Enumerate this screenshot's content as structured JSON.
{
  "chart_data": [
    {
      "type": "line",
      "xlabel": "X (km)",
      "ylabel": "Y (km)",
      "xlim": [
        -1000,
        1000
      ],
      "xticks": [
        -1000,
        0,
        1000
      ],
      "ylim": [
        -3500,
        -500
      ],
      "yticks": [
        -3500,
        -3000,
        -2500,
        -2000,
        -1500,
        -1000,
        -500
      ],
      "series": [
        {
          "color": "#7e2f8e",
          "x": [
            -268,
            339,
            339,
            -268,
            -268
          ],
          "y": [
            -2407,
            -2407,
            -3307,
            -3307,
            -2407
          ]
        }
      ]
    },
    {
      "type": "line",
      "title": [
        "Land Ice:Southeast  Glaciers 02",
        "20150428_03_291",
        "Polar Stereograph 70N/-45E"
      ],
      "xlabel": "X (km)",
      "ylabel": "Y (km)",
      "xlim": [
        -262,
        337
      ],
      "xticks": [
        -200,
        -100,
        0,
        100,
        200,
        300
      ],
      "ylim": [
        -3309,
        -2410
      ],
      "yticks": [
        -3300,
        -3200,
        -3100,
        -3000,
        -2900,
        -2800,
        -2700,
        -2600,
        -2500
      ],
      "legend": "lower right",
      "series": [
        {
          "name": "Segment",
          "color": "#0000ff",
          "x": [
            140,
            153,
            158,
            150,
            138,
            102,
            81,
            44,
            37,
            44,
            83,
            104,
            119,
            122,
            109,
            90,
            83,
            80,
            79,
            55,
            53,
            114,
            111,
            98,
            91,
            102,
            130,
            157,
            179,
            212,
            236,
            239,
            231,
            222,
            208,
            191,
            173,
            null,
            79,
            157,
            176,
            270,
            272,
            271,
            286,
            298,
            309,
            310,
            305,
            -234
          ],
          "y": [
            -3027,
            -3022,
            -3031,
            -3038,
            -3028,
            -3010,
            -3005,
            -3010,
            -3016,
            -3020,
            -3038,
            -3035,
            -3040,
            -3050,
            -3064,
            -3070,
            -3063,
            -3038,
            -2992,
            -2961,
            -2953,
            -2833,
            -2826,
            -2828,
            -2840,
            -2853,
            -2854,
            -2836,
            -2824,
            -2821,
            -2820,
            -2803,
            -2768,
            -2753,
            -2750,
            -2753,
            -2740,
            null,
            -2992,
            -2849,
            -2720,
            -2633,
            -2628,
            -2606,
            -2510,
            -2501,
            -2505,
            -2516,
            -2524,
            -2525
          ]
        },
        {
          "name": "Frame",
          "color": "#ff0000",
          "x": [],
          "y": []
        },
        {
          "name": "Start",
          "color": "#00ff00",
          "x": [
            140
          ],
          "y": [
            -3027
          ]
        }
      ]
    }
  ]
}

---*---

EXERCISE DESCRIPTION: Copy each record from above exactly, and include every line.

RESPONSE TO THIS TASK:
Enumerate this screenshot's content as structured JSON.
{
  "chart_data": [
    {
      "type": "line",
      "xlabel": "X (km)",
      "ylabel": "Y (km)",
      "xlim": [
        -1000,
        1000
      ],
      "xticks": [
        -1000,
        0,
        1000
      ],
      "ylim": [
        -3500,
        -500
      ],
      "yticks": [
        -3500,
        -3000,
        -2500,
        -2000,
        -1500,
        -1000,
        -500
      ],
      "series": [
        {
          "color": "#7e2f8e",
          "x": [
            -268,
            339,
            339,
            -268,
            -268
          ],
          "y": [
            -2407,
            -2407,
            -3307,
            -3307,
            -2407
          ]
        }
      ]
    },
    {
      "type": "line",
      "title": [
        "Land Ice:Southeast  Glaciers 02",
        "20150428_03_291",
        "Polar Stereograph 70N/-45E"
      ],
      "xlabel": "X (km)",
      "ylabel": "Y (km)",
      "xlim": [
        -262,
        337
      ],
      "xticks": [
        -200,
        -100,
        0,
        100,
        200,
        300
      ],
      "ylim": [
        -3309,
        -2410
      ],
      "yticks": [
        -3300,
        -3200,
        -3100,
        -3000,
        -2900,
        -2800,
        -2700,
        -2600,
        -2500
      ],
      "legend": "lower right",
      "series": [
        {
          "name": "Segment",
          "color": "#0000ff",
          "x": [
            140,
            153,
            158,
            150,
            138,
            102,
            81,
            44,
            37,
            44,
            83,
            104,
            119,
            122,
            109,
            90,
            83,
            80,
            79,
            55,
            53,
            114,
            111,
            98,
            91,
            102,
            130,
            157,
            179,
            212,
            236,
            239,
            231,
            222,
            208,
            191,
            173,
            null,
            79,
            157,
            176,
            270,
            272,
            271,
            286,
            298,
            309,
            310,
            305,
            -234
          ],
          "y": [
            -3027,
            -3022,
            -3031,
            -3038,
            -3028,
            -3010,
            -3005,
            -3010,
            -3016,
            -3020,
            -3038,
            -3035,
            -3040,
            -3050,
            -3064,
            -3070,
            -3063,
            -3038,
            -2992,
            -2961,
            -2953,
            -2833,
            -2826,
            -2828,
            -2840,
            -2853,
            -2854,
            -2836,
            -2824,
            -2821,
            -2820,
            -2803,
            -2768,
            -2753,
            -2750,
            -2753,
            -2740,
            null,
            -2992,
            -2849,
            -2720,
            -2633,
            -2628,
            -2606,
            -2510,
            -2501,
            -2505,
            -2516,
            -2524,
            -2525
          ]
        },
        {
          "name": "Frame",
          "color": "#ff0000",
          "x": [],
          "y": []
        },
        {
          "name": "Start",
          "color": "#00ff00",
          "x": [
            140
          ],
          "y": [
            -3027
          ]
        }
      ]
    }
  ]
}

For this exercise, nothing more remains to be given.